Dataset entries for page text
⁂

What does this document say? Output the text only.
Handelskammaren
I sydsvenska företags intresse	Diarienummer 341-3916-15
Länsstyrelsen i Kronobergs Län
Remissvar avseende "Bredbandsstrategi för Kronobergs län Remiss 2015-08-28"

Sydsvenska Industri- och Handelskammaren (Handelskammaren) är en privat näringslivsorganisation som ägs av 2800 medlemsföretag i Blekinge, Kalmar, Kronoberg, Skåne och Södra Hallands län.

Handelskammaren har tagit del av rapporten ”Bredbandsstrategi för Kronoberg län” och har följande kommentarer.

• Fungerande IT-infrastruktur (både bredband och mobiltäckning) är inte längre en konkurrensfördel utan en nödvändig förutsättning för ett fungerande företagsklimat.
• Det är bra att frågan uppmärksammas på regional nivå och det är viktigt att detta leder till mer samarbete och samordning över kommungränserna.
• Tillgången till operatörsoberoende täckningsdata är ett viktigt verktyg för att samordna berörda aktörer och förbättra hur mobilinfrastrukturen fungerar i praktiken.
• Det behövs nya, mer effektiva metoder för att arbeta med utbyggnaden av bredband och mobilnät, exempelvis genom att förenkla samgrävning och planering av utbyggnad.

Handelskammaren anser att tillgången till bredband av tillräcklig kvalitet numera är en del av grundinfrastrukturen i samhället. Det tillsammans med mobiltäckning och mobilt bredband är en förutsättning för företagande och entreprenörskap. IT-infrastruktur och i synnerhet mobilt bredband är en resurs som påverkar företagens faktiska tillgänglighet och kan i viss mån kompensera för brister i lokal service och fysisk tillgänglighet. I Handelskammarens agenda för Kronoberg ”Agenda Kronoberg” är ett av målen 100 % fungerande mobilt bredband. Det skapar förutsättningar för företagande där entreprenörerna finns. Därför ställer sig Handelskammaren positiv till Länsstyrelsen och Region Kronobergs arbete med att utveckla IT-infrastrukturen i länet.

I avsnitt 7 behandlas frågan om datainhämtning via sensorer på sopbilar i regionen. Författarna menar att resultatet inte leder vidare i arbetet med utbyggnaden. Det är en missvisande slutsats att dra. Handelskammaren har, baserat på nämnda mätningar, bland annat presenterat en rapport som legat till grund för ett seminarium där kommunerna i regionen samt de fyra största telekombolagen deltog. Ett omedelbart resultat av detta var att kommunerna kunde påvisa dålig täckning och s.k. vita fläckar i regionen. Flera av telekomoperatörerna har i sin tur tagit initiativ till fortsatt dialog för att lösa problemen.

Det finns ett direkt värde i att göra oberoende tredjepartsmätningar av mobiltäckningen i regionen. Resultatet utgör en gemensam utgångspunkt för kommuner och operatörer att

⁂

● About this task
Which lines of the records above contain the word "Bredbandsstrategi"? Report each one in full.

● Solution to the problem
Remissvar avseende "Bredbandsstrategi för Kronobergs län Remiss 2015-08-28"
Handelskammaren har tagit del av rapporten ”Bredbandsstrategi för Kronoberg län” och har följande kommentarer.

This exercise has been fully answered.